--- START OF Available data ---

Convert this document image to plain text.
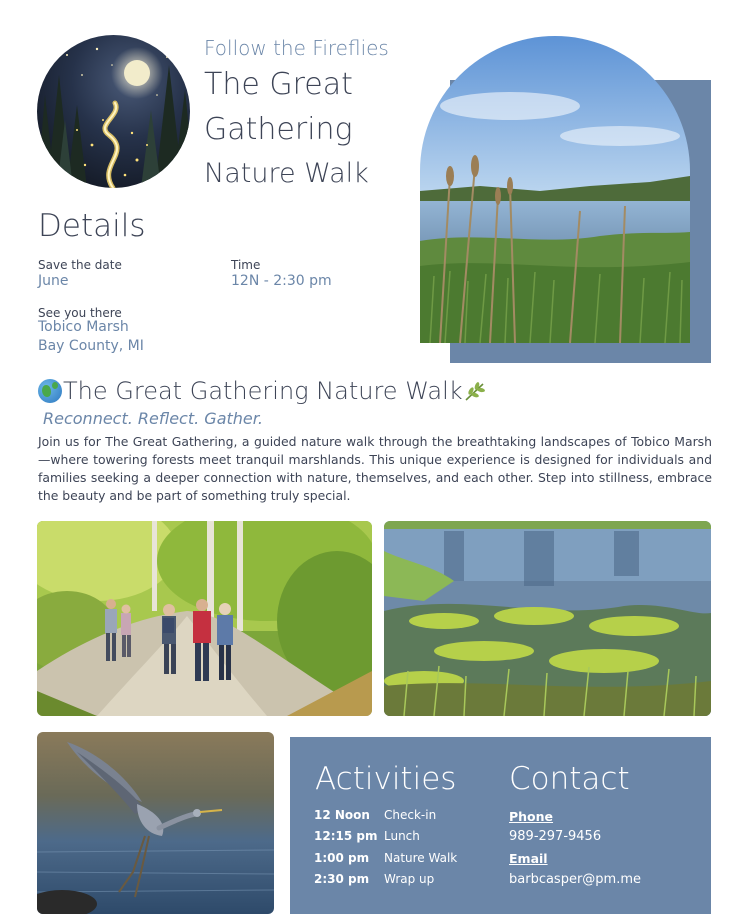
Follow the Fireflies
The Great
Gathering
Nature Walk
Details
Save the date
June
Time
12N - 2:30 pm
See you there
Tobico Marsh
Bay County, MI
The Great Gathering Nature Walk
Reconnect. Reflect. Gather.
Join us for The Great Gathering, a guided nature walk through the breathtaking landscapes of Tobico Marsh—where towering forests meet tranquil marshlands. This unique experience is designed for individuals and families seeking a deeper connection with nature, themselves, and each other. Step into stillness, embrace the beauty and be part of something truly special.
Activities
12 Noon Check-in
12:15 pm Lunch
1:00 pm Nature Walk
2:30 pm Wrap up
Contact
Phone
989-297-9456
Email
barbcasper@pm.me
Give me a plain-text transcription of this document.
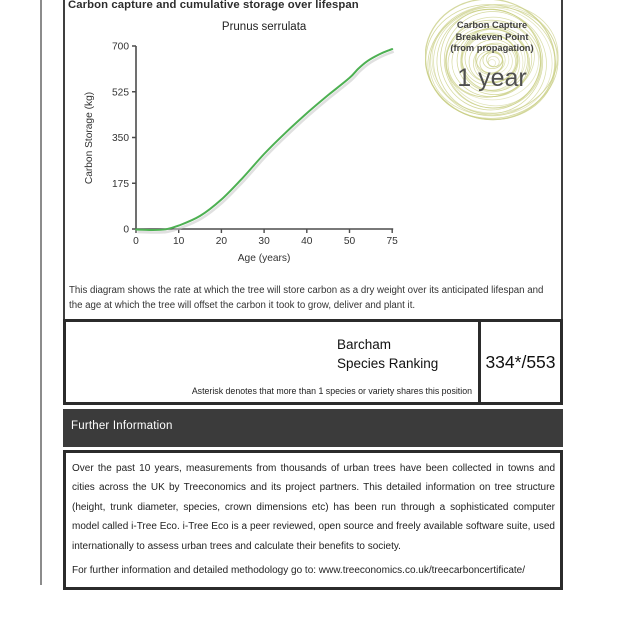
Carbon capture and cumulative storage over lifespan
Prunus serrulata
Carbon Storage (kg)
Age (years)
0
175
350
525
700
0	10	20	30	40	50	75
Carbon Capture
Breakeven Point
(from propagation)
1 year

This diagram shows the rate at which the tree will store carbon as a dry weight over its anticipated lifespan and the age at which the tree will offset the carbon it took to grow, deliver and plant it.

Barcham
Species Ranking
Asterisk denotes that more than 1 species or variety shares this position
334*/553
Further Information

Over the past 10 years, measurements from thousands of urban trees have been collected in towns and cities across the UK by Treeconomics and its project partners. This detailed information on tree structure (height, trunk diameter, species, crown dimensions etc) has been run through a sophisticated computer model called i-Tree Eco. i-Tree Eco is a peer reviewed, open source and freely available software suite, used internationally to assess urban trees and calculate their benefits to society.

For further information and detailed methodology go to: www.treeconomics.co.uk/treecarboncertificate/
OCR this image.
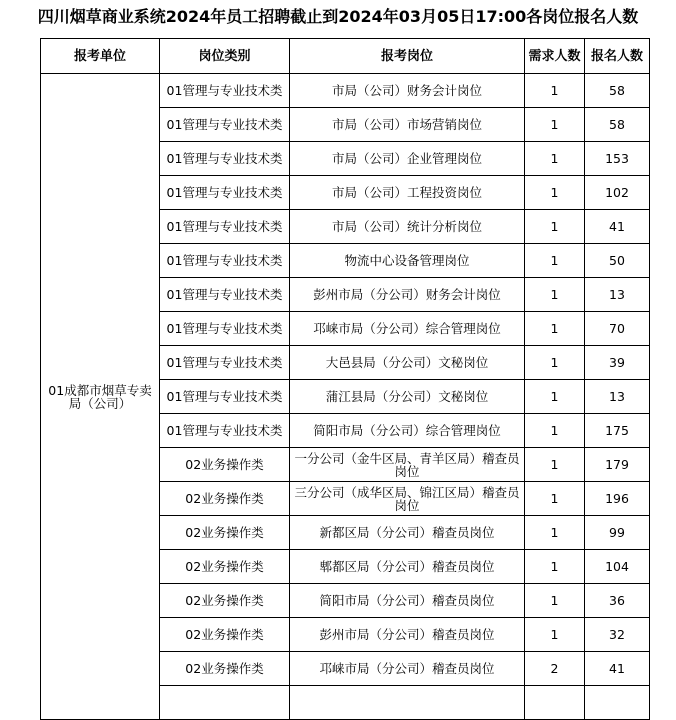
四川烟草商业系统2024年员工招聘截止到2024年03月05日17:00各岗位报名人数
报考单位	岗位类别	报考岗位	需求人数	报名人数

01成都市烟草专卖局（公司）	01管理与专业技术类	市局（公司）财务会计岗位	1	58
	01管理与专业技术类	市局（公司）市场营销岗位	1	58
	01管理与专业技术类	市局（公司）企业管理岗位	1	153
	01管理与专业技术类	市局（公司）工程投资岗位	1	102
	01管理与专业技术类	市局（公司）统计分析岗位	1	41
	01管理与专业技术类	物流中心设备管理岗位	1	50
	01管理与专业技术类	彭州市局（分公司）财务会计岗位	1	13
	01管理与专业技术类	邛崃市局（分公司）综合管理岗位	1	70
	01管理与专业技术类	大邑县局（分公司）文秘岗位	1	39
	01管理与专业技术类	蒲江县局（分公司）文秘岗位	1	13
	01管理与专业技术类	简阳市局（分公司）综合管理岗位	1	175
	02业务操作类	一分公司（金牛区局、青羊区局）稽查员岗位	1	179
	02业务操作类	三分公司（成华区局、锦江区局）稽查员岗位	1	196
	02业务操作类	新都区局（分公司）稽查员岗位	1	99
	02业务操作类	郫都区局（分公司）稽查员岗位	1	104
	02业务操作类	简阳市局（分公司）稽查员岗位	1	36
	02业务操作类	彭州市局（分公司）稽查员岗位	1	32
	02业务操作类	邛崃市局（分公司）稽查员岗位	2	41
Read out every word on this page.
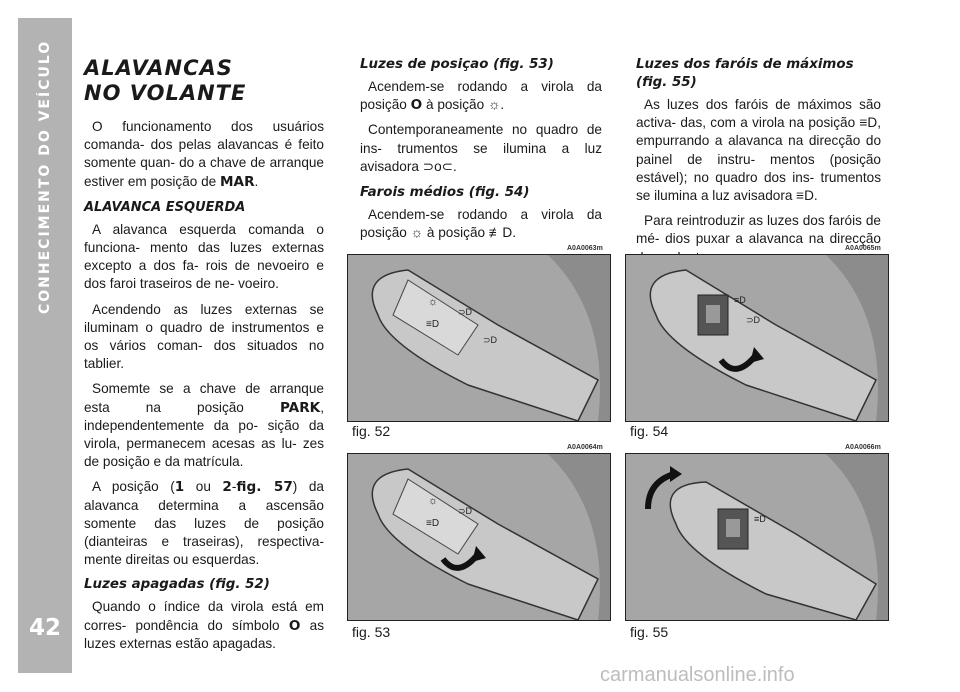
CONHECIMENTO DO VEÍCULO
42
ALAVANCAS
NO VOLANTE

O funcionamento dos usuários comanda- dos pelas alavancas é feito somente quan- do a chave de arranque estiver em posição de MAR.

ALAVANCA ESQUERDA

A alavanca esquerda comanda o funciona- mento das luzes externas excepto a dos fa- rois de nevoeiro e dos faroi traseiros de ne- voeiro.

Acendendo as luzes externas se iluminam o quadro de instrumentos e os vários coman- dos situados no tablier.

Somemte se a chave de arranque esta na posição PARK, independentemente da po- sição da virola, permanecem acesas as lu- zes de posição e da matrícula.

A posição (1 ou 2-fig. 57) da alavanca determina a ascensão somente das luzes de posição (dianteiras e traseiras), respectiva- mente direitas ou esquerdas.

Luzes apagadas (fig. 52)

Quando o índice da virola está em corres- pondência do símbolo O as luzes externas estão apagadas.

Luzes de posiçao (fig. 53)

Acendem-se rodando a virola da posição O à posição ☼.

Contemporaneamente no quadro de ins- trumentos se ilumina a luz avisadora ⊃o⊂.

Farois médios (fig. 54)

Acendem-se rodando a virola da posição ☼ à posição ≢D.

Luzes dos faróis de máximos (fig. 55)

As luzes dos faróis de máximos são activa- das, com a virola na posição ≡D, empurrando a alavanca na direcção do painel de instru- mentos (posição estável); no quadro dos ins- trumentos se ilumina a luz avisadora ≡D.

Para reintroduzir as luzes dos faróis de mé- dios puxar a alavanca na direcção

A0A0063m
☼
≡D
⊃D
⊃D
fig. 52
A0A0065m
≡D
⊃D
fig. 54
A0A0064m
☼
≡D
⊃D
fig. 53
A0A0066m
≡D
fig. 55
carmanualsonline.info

--- END OF Available data ---
--- START OF Available data ---

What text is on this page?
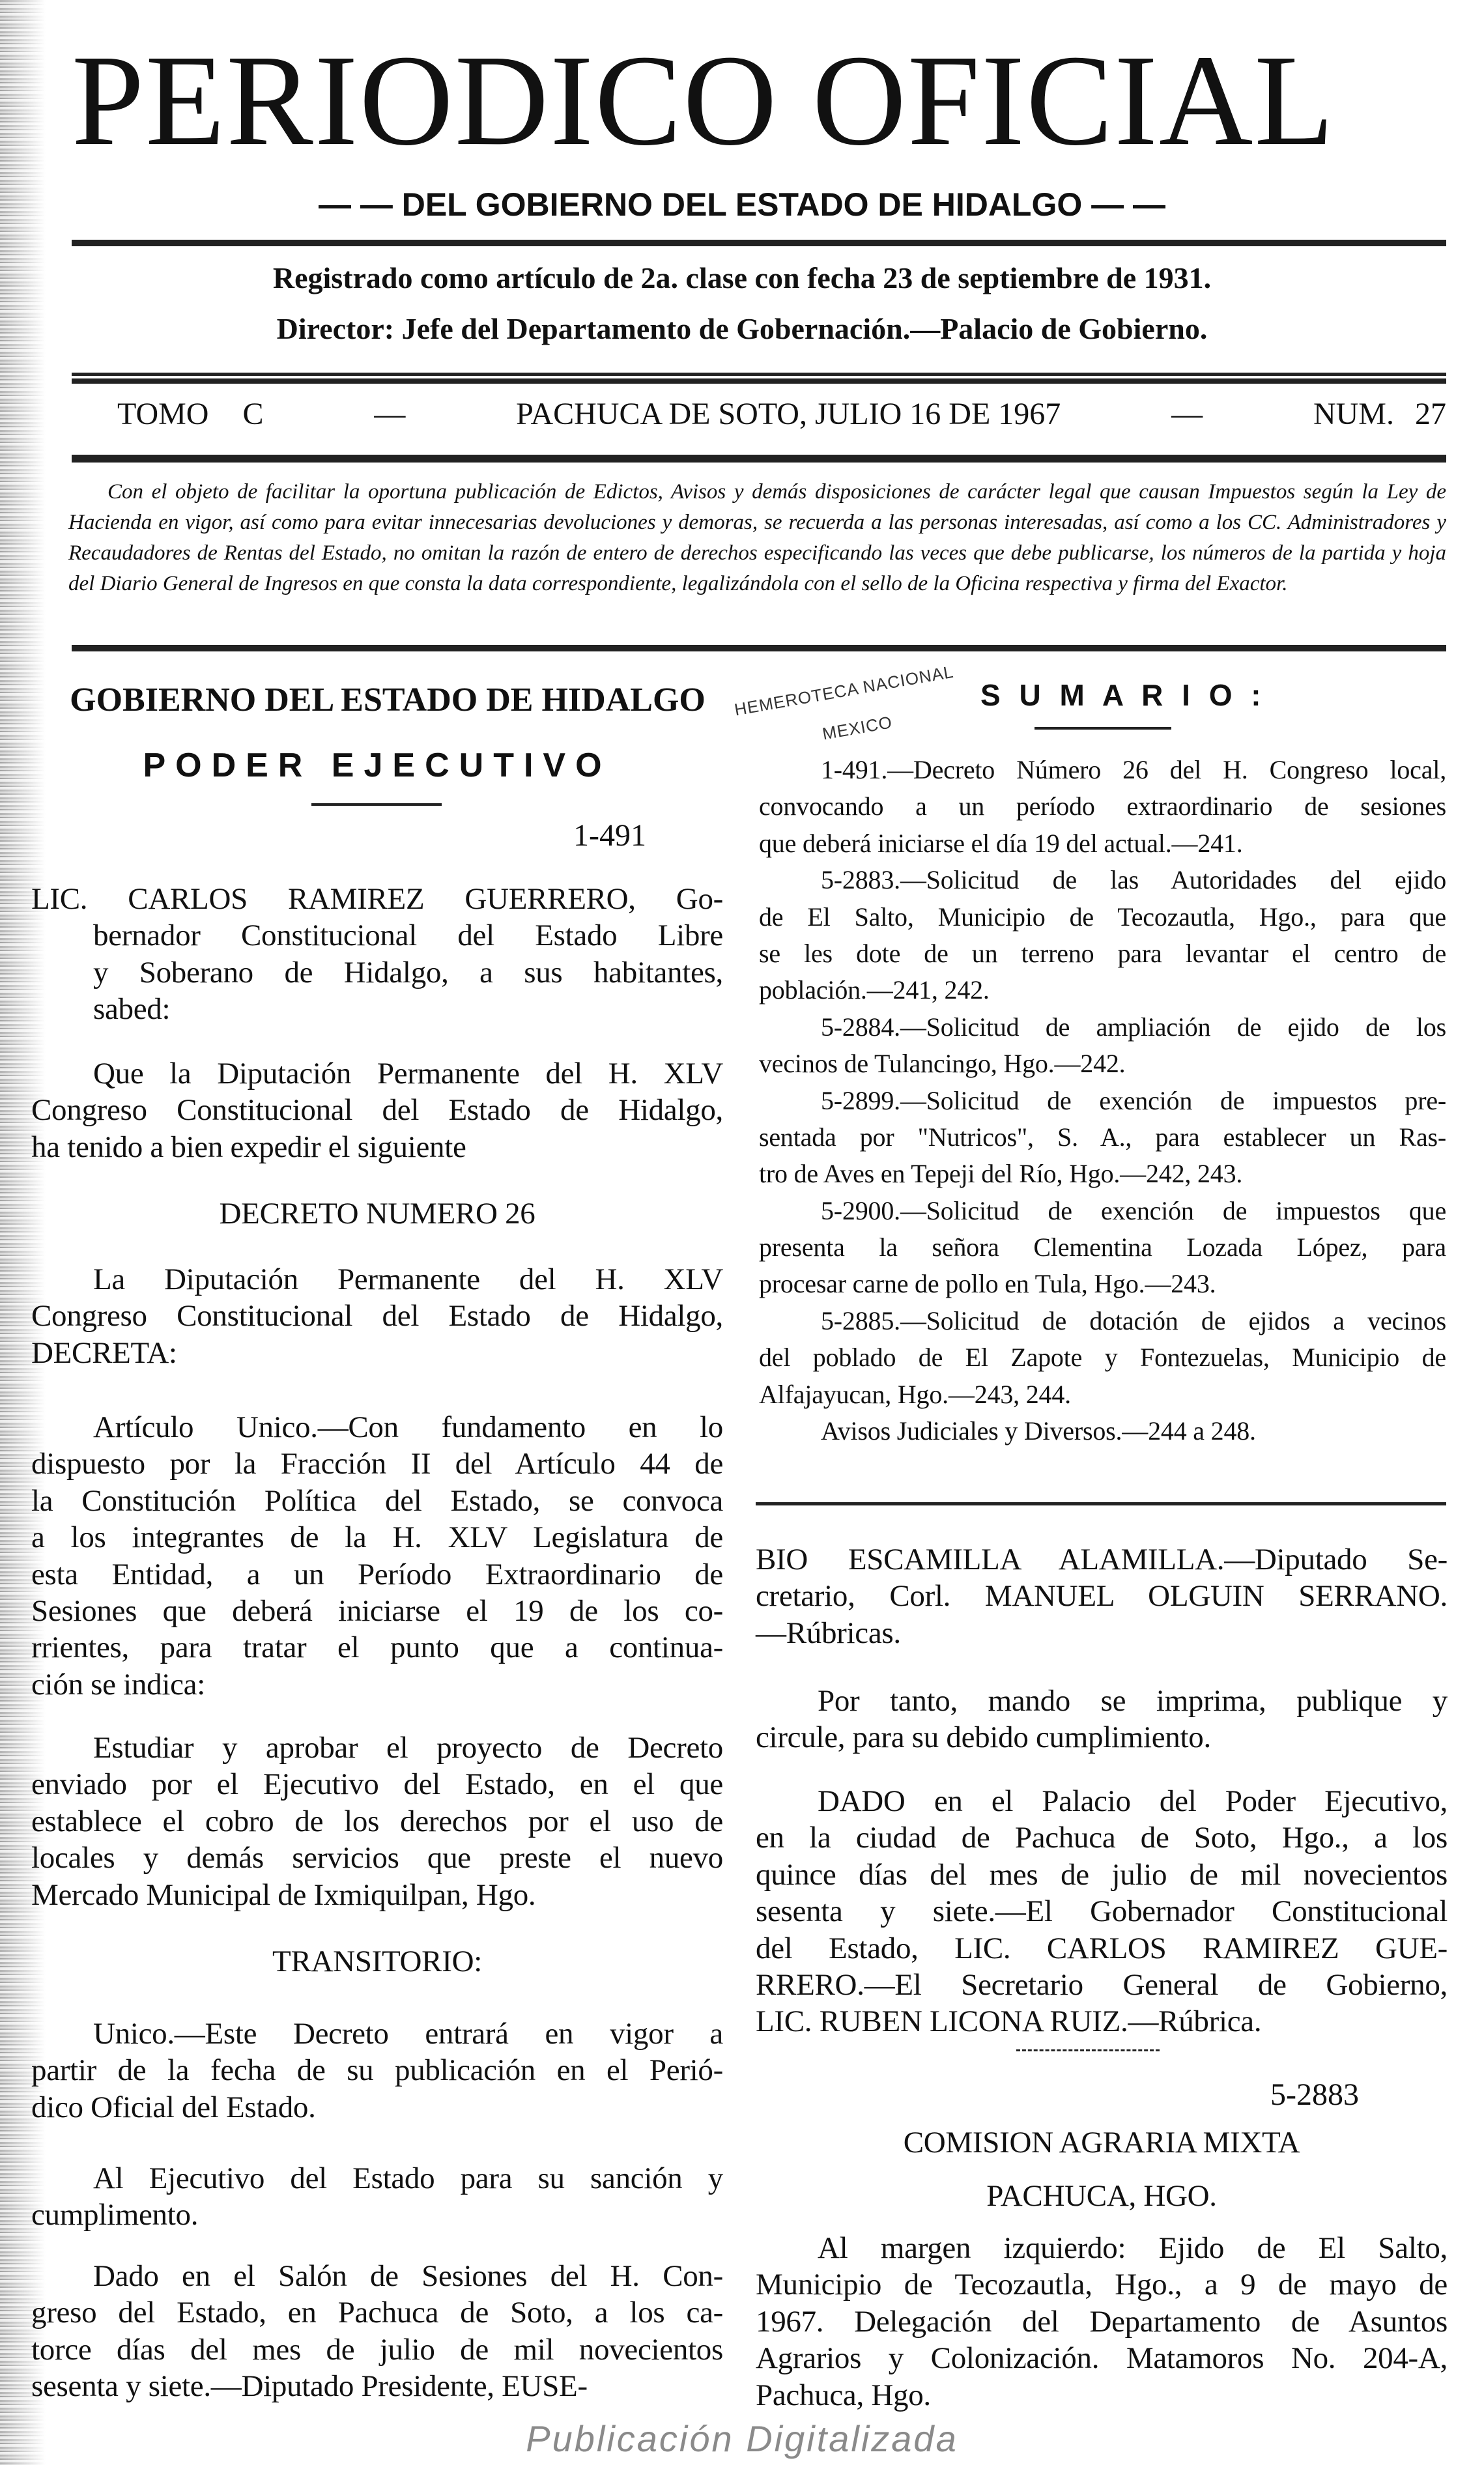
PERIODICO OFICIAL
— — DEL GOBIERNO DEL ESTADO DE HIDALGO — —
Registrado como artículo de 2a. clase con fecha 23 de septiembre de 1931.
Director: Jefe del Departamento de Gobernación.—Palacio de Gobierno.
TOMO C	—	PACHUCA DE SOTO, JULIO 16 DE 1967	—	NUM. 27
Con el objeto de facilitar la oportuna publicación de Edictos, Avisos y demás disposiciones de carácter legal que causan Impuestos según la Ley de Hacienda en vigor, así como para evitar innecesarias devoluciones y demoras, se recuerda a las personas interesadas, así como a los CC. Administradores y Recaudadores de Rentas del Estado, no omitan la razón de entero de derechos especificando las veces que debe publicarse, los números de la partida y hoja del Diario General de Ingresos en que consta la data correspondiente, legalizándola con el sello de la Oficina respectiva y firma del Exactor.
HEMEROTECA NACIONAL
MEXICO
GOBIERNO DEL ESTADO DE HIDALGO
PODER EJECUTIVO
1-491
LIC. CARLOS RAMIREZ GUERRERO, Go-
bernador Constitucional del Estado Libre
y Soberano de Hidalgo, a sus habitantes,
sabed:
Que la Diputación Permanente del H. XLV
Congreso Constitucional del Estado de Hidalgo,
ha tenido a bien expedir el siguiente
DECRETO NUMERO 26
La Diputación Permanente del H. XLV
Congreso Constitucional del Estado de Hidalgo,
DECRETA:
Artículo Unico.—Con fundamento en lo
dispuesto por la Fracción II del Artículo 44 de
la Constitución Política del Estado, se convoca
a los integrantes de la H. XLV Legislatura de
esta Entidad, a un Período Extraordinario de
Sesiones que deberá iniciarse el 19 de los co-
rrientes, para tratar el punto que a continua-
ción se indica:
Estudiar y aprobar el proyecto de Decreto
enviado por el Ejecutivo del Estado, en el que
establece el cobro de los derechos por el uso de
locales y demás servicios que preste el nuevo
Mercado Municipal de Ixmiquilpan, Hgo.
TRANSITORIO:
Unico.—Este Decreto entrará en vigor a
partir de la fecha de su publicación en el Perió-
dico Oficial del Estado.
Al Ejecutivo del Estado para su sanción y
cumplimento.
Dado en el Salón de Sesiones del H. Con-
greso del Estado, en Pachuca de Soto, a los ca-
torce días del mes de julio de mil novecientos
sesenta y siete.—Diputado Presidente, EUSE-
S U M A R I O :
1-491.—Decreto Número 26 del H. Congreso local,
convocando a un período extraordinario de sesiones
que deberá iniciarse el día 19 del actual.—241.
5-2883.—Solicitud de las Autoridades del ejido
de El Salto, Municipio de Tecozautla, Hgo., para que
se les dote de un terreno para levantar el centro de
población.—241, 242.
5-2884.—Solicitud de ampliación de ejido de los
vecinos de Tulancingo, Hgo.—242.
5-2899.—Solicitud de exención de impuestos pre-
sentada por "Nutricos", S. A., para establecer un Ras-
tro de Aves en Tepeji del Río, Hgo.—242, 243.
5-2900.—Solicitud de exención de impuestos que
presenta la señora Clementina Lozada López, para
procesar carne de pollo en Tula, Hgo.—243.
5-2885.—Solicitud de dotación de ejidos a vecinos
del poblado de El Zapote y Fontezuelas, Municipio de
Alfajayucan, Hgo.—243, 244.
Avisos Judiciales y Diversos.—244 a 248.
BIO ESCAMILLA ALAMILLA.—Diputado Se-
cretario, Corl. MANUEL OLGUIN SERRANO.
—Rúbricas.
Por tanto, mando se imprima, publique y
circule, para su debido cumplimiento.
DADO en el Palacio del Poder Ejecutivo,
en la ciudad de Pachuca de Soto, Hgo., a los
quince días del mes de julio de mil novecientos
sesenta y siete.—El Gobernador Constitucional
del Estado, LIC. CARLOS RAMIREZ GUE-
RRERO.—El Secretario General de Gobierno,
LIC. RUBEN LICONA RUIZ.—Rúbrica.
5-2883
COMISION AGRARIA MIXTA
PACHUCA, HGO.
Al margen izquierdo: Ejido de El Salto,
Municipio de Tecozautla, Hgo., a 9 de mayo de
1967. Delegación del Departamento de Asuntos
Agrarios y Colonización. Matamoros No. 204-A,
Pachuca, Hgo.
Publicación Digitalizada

--- END OF Available data ---

# [Aim of the exercise]
Copy and report every line where the word "Departamento" is present.

# [Answer for this exercise]
Director: Jefe del Departamento de Gobernación.—Palacio de Gobierno.
1967. Delegación del Departamento de Asuntos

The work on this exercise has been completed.